__What is being asked__. All records below are to be set down exactly, each character intact.
----------------------------------------
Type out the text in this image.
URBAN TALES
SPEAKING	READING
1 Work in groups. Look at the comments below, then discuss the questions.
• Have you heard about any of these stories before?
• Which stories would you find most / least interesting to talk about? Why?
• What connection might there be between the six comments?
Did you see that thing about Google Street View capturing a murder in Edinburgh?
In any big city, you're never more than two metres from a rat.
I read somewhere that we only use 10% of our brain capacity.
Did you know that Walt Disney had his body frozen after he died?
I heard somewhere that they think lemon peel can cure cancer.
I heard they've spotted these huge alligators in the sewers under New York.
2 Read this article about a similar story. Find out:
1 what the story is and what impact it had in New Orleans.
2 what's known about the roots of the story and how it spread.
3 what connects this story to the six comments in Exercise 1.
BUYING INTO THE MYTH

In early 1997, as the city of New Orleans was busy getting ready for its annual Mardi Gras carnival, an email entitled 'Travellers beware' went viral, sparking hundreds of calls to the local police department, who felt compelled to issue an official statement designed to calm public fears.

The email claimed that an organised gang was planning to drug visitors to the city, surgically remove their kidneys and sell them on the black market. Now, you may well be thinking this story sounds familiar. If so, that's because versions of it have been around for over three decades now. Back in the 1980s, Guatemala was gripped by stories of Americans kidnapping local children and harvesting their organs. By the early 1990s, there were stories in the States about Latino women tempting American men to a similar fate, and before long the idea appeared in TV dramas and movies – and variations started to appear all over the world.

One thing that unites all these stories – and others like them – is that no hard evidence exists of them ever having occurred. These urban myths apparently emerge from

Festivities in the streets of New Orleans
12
----------------------------------------
__Task output__.
Type out the text in this image.
URBAN TALES
SPEAKING	READING
1 Work in groups. Look at the comments below, then discuss the questions.
• Have you heard about any of these stories before?
• Which stories would you find most / least interesting to talk about? Why?
• What connection might there be between the six comments?
Did you see that thing about Google Street View capturing a murder in Edinburgh?
In any big city, you're never more than two metres from a rat.
I read somewhere that we only use 10% of our brain capacity.
Did you know that Walt Disney had his body frozen after he died?
I heard somewhere that they think lemon peel can cure cancer.
I heard they've spotted these huge alligators in the sewers under New York.
2 Read this article about a similar story. Find out:
1 what the story is and what impact it had in New Orleans.
2 what's known about the roots of the story and how it spread.
3 what connects this story to the six comments in Exercise 1.
BUYING INTO THE MYTH

In early 1997, as the city of New Orleans was busy getting ready for its annual Mardi Gras carnival, an email entitled 'Travellers beware' went viral, sparking hundreds of calls to the local police department, who felt compelled to issue an official statement designed to calm public fears.

The email claimed that an organised gang was planning to drug visitors to the city, surgically remove their kidneys and sell them on the black market. Now, you may well be thinking this story sounds familiar. If so, that's because versions of it have been around for over three decades now. Back in the 1980s, Guatemala was gripped by stories of Americans kidnapping local children and harvesting their organs. By the early 1990s, there were stories in the States about Latino women tempting American men to a similar fate, and before long the idea appeared in TV dramas and movies – and variations started to appear all over the world.

One thing that unites all these stories – and others like them – is that no hard evidence exists of them ever having occurred. These urban myths apparently emerge from

Festivities in the streets of New Orleans
12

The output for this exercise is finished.